* _SET PROBLEM_
Each line that holds the word "page" is to be identified and copied.

* start EXERCISE MATERIALS *

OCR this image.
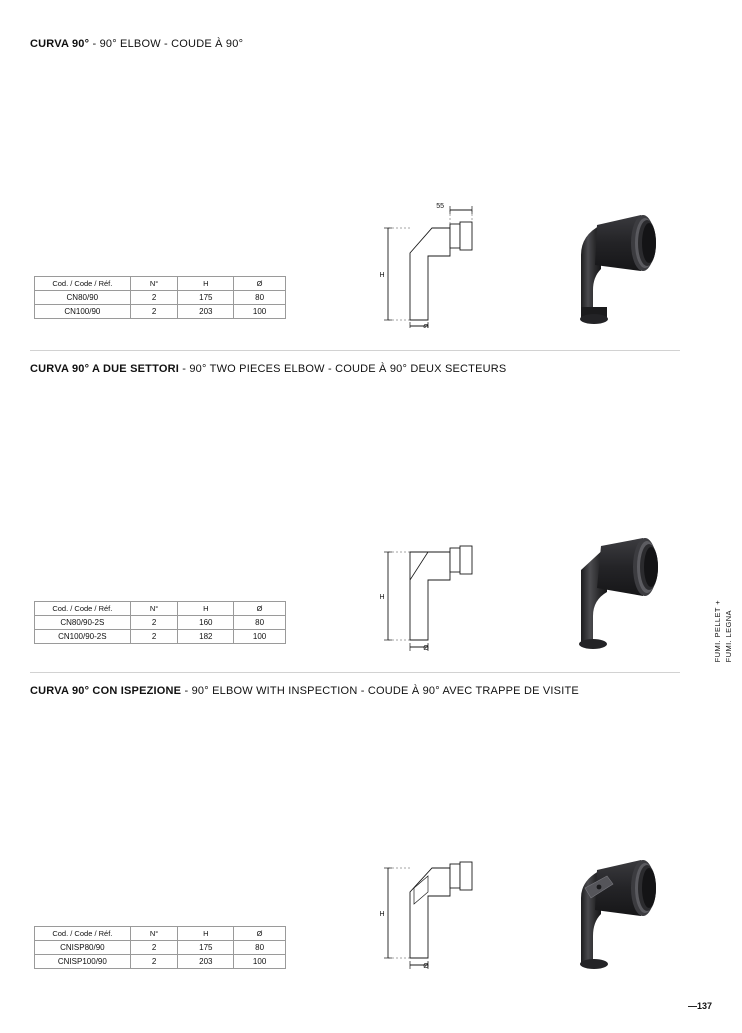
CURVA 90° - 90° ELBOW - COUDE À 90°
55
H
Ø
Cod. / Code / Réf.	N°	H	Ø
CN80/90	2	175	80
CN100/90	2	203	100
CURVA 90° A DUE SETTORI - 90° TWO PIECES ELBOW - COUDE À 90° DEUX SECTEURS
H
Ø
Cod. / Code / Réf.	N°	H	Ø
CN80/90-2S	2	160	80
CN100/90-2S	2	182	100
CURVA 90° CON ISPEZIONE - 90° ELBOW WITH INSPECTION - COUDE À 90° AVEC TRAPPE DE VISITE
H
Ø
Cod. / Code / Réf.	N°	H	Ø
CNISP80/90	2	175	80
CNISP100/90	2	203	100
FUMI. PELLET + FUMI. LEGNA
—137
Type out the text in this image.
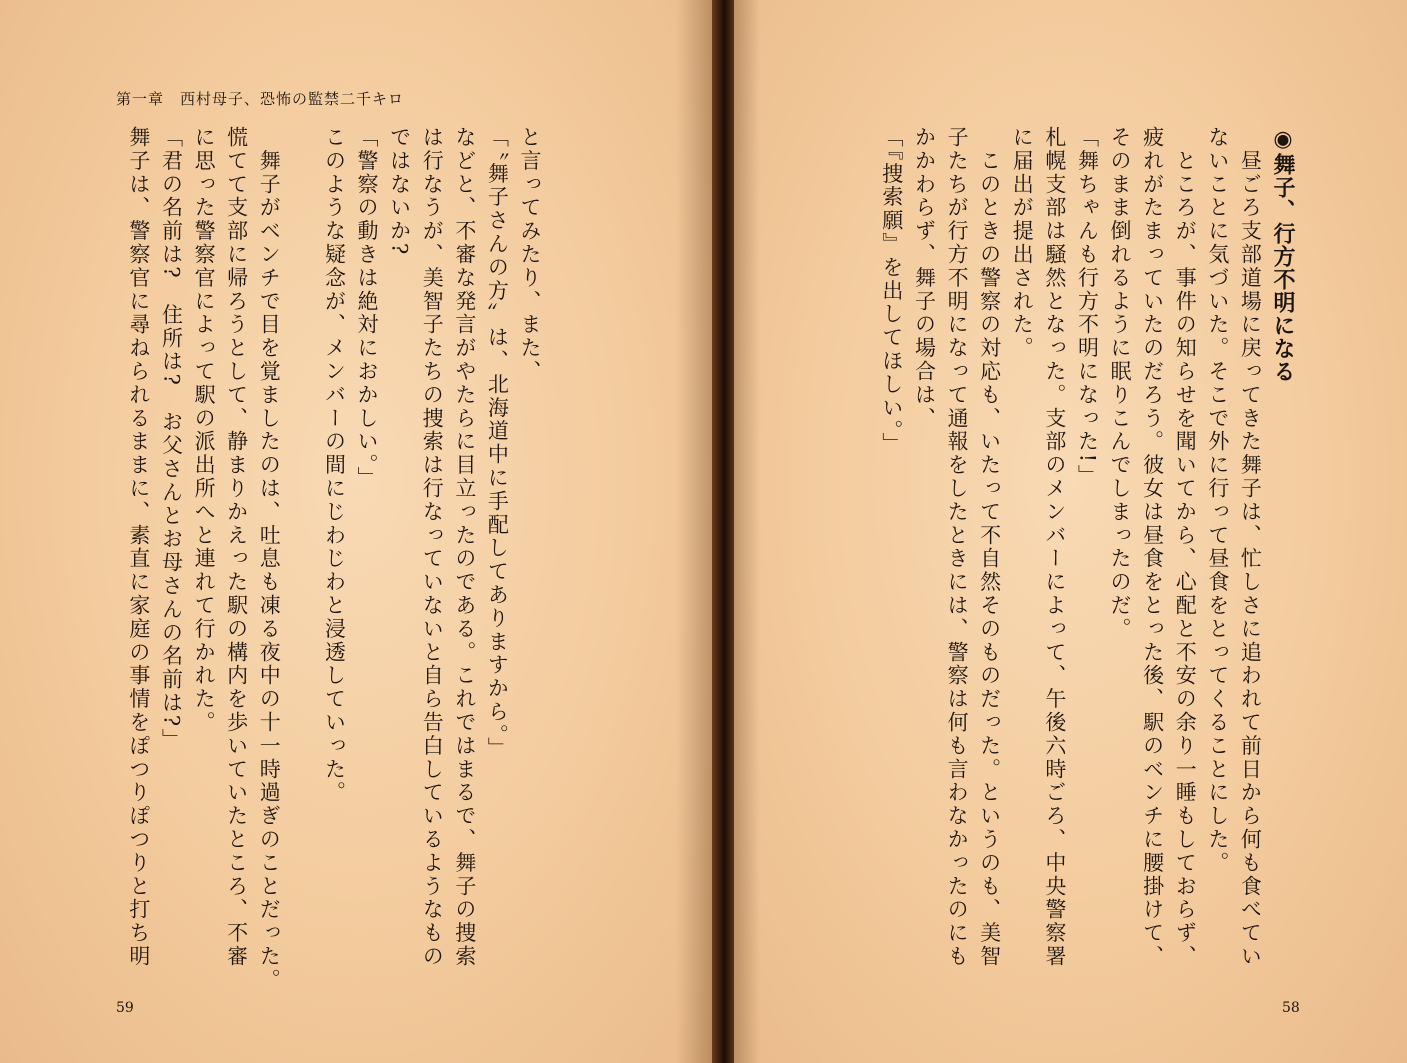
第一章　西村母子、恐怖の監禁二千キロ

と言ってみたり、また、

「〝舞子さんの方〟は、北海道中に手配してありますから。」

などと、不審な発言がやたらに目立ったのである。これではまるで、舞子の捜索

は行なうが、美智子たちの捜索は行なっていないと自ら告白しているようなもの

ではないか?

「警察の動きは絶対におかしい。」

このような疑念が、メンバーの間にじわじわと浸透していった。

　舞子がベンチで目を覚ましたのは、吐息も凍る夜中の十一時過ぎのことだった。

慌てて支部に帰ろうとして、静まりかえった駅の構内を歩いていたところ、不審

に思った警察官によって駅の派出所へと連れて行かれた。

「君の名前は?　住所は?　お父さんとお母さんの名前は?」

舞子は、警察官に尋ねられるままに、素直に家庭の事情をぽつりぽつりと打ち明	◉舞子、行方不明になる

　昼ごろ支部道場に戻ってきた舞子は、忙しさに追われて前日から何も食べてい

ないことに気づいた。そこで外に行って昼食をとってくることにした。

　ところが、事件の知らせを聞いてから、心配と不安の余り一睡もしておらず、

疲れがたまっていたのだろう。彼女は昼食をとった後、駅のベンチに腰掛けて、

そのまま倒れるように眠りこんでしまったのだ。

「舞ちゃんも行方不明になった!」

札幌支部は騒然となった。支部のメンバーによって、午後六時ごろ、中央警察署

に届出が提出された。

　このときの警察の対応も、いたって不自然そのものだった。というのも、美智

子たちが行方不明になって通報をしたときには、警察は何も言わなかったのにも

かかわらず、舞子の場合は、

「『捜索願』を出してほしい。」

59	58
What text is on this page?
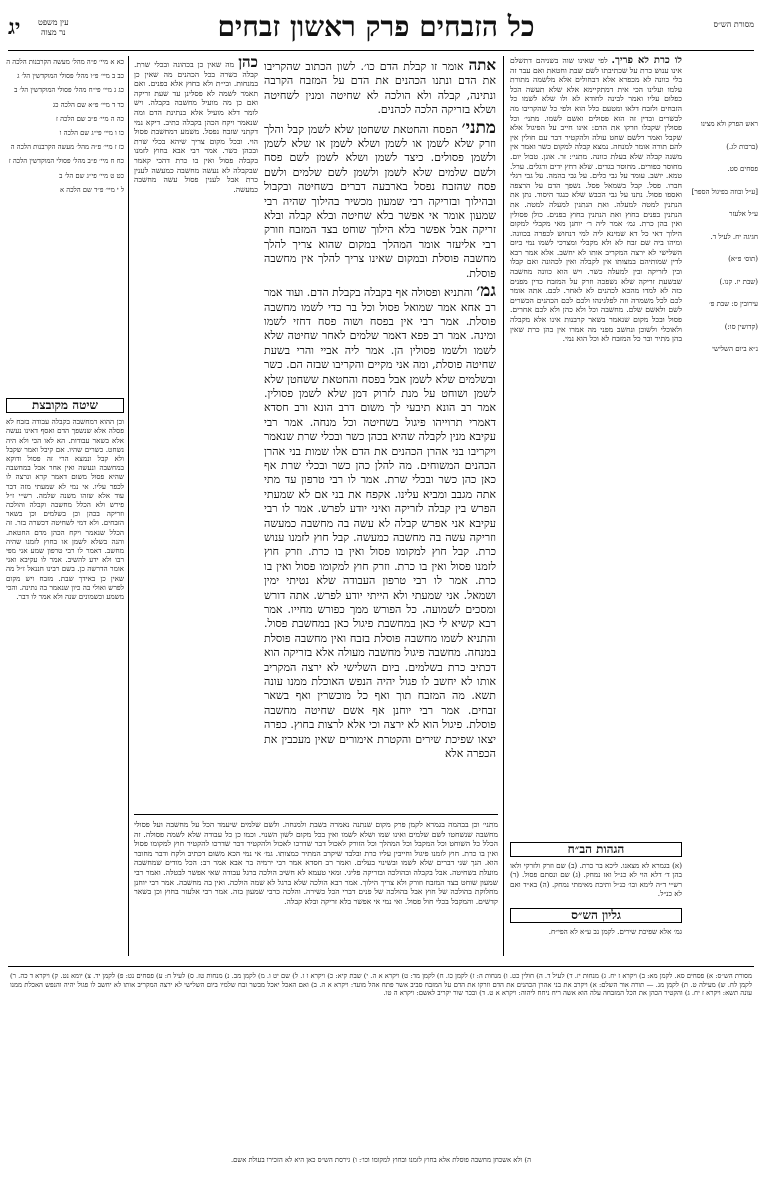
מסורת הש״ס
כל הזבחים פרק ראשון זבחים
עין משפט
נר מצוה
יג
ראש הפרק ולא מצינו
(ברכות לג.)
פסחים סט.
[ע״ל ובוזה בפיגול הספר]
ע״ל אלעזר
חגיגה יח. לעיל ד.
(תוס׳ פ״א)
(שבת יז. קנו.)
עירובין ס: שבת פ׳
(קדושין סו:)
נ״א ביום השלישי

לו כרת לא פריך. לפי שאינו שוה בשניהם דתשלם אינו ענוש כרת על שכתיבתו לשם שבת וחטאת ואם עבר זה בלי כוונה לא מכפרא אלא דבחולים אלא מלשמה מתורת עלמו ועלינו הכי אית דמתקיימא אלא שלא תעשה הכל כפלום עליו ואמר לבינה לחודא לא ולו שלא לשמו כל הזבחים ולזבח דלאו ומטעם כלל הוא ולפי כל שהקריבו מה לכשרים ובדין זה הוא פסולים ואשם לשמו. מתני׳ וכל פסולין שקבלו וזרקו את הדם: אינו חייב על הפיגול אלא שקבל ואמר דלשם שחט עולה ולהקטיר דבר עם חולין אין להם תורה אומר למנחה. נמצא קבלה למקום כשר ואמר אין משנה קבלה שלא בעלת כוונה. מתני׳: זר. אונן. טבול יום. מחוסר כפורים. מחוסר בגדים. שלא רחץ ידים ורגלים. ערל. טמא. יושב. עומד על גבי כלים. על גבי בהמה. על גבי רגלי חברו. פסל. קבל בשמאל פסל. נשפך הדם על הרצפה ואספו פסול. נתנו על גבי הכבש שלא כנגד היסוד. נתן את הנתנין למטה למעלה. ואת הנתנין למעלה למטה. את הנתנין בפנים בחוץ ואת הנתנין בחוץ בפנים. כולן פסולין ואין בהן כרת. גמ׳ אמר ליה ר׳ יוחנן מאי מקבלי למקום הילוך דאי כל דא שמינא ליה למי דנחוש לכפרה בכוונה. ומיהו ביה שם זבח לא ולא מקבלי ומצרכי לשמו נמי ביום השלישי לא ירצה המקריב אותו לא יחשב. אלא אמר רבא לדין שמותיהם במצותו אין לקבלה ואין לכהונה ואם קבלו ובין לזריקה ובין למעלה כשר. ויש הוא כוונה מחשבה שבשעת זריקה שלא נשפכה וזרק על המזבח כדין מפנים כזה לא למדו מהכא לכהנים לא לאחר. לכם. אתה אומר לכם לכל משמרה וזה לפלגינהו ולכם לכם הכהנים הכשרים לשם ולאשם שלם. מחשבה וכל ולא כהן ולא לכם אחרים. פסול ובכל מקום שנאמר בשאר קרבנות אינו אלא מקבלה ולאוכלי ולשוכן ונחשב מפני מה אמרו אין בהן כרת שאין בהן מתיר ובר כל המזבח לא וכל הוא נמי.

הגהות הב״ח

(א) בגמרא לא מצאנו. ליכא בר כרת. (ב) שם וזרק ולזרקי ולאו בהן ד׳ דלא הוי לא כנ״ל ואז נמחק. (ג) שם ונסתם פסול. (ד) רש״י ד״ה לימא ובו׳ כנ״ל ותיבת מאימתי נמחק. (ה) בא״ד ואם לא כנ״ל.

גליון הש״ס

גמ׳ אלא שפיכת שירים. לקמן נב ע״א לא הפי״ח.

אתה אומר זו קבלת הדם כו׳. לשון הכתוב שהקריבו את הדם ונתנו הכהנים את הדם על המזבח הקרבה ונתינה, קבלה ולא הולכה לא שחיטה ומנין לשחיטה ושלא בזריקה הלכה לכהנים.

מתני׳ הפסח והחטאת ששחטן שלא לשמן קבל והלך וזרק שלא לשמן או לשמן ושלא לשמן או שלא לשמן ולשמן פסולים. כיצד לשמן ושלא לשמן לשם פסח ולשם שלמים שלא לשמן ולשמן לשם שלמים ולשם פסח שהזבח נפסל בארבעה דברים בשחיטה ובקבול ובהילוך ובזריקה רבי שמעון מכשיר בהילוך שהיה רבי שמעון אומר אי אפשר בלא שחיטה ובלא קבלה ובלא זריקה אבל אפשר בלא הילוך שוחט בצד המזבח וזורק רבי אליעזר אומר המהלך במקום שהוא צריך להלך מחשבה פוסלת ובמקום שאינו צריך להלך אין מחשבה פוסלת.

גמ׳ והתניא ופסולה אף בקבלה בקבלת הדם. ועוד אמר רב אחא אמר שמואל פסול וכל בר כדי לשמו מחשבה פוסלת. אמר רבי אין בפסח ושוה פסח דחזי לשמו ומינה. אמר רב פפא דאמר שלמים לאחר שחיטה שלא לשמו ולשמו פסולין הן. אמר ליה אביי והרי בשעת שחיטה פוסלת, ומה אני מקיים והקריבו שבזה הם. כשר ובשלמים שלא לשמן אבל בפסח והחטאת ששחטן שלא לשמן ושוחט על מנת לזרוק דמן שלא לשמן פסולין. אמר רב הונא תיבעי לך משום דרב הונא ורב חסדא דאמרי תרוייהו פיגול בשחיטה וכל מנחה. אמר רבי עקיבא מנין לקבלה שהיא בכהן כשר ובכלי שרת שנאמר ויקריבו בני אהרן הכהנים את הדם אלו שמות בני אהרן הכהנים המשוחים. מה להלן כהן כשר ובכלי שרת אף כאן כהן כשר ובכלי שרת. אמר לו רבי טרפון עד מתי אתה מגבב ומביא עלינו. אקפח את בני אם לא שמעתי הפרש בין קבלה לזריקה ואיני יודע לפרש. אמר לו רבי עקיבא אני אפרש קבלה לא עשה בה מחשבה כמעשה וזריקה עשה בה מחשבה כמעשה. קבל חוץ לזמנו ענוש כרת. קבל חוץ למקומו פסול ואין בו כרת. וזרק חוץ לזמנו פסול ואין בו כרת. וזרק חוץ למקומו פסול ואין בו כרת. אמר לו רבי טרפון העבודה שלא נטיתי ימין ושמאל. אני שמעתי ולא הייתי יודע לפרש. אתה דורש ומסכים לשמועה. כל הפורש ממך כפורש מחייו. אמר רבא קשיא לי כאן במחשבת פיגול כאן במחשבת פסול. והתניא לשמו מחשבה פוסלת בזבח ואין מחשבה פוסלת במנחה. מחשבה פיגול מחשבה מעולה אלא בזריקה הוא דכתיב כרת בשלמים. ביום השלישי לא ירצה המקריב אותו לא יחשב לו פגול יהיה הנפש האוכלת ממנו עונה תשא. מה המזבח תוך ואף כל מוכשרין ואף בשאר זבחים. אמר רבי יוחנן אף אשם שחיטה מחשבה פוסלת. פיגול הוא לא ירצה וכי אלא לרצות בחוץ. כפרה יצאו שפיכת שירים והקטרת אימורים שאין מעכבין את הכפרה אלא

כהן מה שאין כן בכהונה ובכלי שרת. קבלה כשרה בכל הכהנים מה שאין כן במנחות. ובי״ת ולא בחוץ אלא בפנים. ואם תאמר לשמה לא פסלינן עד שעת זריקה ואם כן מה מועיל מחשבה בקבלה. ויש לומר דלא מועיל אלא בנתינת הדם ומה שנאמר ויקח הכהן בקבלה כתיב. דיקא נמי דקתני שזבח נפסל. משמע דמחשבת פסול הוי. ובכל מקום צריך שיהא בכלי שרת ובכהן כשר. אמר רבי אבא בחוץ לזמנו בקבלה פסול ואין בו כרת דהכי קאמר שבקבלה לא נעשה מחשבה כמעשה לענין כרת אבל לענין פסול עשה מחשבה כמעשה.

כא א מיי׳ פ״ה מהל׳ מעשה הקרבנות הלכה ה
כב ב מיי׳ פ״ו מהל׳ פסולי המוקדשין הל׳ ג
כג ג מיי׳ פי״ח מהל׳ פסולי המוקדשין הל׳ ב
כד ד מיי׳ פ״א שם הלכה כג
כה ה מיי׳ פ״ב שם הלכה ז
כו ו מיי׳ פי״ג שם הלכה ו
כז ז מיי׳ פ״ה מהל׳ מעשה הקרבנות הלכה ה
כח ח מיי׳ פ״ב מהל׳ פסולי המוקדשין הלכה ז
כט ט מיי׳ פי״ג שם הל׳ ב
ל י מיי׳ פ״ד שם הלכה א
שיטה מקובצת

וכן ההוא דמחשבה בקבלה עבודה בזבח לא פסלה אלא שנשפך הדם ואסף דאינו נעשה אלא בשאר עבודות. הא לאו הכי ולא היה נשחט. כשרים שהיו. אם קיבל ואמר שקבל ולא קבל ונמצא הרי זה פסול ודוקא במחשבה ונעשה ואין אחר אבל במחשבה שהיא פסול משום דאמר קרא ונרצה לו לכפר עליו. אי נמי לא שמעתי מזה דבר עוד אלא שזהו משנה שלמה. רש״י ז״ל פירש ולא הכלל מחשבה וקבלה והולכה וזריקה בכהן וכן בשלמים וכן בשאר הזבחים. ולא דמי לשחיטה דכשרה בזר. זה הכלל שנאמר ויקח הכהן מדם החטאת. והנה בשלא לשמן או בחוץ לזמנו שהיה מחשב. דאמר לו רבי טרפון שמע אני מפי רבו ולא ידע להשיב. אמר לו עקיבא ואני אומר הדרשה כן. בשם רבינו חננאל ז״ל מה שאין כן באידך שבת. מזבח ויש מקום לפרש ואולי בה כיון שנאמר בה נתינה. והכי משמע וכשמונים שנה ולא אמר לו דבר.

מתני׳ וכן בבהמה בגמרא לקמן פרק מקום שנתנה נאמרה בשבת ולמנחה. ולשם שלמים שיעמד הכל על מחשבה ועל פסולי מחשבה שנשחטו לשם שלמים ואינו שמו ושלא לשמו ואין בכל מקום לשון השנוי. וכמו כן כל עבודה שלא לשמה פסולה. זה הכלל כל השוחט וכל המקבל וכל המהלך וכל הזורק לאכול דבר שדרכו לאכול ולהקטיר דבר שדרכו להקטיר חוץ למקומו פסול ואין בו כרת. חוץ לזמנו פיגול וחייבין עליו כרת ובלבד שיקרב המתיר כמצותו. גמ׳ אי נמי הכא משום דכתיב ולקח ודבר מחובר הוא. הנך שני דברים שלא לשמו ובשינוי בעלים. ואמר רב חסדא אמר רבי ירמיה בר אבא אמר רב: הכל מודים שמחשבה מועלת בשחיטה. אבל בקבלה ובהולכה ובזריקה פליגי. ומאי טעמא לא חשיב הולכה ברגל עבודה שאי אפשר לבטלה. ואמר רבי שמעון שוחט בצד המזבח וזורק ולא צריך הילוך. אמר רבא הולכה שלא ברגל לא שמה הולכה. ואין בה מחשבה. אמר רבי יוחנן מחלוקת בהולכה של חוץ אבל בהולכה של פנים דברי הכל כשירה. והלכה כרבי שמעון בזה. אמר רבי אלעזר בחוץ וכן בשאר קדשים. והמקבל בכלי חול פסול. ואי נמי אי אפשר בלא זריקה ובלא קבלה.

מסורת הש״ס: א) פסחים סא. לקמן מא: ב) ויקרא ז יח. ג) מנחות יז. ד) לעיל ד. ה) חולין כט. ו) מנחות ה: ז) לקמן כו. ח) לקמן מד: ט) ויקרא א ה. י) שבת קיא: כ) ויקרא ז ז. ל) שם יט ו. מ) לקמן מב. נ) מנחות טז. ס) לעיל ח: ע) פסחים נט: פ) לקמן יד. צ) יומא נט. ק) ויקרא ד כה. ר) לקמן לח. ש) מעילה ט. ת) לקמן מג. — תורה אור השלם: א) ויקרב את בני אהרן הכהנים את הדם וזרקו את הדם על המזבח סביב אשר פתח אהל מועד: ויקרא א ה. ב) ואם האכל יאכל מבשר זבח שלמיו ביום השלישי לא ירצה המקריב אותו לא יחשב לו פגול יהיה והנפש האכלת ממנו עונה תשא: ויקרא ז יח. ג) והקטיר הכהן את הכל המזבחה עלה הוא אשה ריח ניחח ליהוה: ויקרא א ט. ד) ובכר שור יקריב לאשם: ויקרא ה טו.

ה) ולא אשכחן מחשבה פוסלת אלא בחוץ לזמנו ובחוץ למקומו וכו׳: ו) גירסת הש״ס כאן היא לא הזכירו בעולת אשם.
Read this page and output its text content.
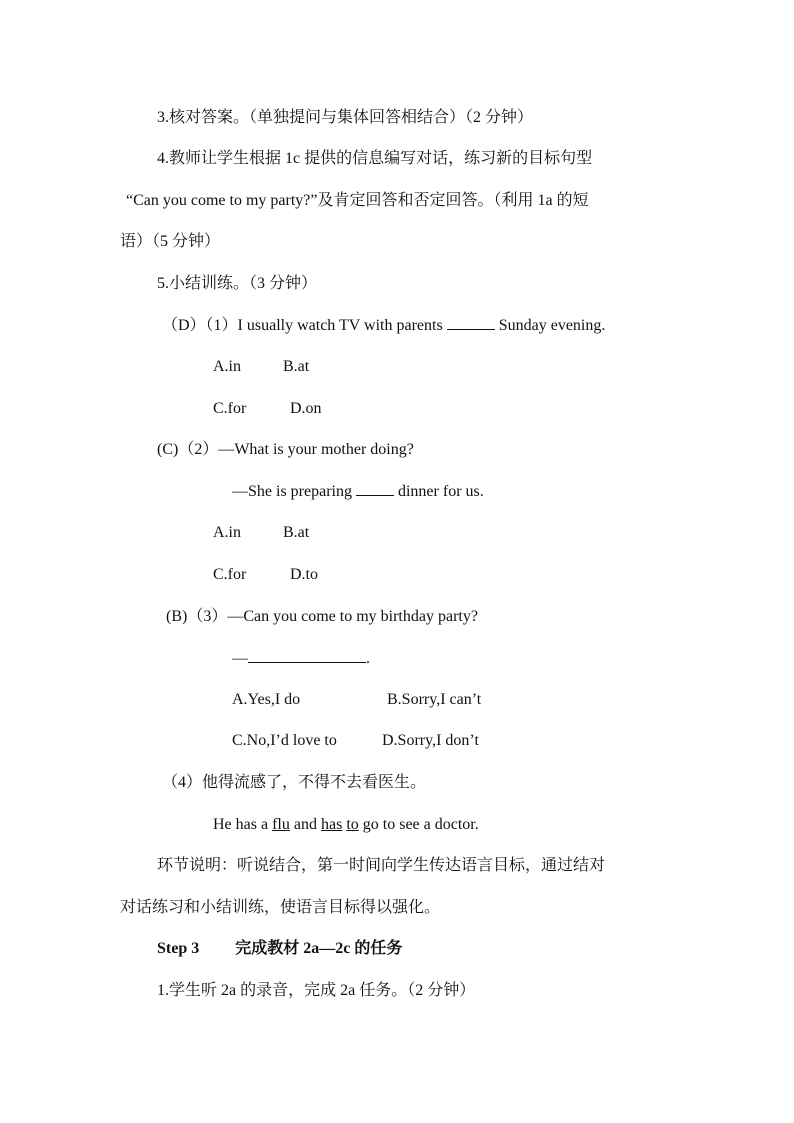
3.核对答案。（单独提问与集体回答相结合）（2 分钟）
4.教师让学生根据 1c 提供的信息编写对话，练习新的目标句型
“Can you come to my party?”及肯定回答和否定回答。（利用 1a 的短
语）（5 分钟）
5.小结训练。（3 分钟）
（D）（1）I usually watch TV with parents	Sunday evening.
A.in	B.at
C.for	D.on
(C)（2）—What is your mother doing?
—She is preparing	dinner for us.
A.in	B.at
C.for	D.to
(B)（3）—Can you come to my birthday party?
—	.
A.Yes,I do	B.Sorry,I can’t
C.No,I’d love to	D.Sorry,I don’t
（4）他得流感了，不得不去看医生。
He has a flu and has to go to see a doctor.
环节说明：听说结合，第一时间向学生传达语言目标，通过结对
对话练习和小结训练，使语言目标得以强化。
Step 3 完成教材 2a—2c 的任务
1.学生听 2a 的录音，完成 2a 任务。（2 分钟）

* end EXERCISE MATERIALS *

* _THE RESULT_
What text is on this page?
Read this page and output its text content.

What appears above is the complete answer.